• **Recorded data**
>> START

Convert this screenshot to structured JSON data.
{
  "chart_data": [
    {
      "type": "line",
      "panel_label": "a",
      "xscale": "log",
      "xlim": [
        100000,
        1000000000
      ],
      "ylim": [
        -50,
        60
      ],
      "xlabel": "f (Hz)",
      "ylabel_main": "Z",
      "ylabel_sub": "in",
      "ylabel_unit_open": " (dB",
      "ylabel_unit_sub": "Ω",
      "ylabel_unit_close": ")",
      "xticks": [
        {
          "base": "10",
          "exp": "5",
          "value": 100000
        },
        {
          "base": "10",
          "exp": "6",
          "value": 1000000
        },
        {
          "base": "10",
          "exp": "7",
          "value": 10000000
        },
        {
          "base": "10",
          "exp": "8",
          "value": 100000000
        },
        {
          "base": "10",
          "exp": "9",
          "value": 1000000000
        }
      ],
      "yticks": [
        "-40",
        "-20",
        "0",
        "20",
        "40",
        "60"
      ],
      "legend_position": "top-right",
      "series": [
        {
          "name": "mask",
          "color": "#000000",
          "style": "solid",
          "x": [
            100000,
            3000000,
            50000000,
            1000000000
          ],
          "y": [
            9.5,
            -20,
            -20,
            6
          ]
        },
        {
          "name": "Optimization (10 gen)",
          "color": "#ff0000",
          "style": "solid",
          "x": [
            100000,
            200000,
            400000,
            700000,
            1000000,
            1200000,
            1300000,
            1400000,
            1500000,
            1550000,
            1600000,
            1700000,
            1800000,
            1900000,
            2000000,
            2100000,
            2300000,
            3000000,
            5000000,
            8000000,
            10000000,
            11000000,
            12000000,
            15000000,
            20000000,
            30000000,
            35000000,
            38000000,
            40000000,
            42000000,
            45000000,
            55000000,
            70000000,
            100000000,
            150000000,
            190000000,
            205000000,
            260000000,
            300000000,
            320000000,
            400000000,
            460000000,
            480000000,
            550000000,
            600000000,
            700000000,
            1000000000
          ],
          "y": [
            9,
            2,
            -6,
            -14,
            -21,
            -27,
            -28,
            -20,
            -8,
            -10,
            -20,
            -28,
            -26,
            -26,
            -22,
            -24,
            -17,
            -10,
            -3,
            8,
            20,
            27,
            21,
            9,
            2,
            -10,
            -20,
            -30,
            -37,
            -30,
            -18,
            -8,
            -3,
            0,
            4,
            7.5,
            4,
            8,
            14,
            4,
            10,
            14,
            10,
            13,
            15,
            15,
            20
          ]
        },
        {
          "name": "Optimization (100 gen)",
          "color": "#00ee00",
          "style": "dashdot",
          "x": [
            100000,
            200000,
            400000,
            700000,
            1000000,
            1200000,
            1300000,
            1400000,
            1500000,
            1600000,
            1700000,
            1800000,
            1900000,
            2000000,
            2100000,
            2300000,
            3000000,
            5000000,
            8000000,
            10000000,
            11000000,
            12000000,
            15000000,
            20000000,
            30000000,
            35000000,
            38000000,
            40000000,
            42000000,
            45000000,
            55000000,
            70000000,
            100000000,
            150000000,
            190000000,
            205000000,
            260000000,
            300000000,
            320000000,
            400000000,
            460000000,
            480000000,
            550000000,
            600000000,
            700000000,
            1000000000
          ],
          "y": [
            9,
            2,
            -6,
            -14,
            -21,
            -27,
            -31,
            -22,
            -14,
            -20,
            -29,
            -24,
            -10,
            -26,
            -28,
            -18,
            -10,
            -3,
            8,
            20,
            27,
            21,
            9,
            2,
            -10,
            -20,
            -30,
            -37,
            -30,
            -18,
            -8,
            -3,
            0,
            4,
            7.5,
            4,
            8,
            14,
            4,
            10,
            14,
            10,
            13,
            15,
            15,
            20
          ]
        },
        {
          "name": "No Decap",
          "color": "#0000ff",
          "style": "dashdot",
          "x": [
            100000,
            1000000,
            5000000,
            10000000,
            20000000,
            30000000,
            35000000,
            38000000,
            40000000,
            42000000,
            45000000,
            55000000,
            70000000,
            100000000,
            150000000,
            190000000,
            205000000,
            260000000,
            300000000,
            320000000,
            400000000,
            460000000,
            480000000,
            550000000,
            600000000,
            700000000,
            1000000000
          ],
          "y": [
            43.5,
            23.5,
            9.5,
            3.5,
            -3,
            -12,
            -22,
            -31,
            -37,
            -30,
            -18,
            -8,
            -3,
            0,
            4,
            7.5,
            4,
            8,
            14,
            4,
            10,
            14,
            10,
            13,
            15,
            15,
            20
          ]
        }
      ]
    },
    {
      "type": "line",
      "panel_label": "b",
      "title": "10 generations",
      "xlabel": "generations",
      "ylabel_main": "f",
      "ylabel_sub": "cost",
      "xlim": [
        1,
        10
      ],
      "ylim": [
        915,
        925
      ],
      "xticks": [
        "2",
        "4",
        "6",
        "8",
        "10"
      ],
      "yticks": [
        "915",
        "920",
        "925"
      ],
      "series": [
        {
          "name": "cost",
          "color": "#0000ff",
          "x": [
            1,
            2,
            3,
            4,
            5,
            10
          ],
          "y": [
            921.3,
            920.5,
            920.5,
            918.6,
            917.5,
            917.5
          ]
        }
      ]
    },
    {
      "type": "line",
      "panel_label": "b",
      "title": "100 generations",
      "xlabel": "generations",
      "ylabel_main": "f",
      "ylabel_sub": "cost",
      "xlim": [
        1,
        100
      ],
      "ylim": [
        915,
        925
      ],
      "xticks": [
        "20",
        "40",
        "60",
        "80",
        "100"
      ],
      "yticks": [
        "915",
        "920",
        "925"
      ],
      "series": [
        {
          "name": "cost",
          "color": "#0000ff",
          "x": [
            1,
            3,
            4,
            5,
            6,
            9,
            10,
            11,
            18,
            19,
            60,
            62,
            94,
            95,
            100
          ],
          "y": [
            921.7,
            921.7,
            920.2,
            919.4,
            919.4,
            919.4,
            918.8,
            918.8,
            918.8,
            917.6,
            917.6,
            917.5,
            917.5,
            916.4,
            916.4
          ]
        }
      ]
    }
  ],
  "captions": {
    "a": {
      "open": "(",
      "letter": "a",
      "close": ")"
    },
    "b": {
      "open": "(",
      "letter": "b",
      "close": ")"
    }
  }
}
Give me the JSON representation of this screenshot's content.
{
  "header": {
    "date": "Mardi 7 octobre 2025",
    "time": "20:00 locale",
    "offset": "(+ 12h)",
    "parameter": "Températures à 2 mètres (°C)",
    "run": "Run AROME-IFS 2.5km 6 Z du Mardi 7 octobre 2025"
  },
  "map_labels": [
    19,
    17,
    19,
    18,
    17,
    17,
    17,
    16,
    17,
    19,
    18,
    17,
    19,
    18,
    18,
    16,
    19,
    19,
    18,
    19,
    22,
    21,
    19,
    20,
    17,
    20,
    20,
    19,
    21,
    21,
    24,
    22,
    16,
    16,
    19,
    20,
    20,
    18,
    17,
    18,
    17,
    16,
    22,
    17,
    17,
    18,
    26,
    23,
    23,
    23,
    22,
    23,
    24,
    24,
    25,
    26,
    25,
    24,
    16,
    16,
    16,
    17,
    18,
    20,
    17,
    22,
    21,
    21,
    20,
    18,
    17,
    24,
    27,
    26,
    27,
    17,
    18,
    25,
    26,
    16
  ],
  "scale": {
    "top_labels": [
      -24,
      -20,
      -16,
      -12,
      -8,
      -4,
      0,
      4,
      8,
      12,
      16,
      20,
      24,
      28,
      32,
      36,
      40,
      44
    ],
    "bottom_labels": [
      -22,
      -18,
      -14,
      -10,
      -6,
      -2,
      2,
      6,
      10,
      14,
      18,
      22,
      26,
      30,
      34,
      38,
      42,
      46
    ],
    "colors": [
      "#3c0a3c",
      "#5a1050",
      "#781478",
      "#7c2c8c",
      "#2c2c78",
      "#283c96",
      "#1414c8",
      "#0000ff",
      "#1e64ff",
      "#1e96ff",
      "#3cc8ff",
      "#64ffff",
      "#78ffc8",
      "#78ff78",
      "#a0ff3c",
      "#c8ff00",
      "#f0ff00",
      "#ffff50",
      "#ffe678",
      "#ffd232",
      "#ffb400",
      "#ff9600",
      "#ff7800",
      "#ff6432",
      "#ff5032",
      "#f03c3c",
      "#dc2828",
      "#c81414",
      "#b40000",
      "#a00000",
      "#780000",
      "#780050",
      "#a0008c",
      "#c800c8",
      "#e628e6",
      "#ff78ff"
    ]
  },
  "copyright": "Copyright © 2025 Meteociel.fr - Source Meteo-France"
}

>> END

• **Exercise task**
Collect every line above that contains the word "Mardi".

• **Task output**
    "date": "Mardi 7 octobre 2025",
    "run": "Run AROME-IFS 2.5km 6 Z du Mardi 7 octobre 2025"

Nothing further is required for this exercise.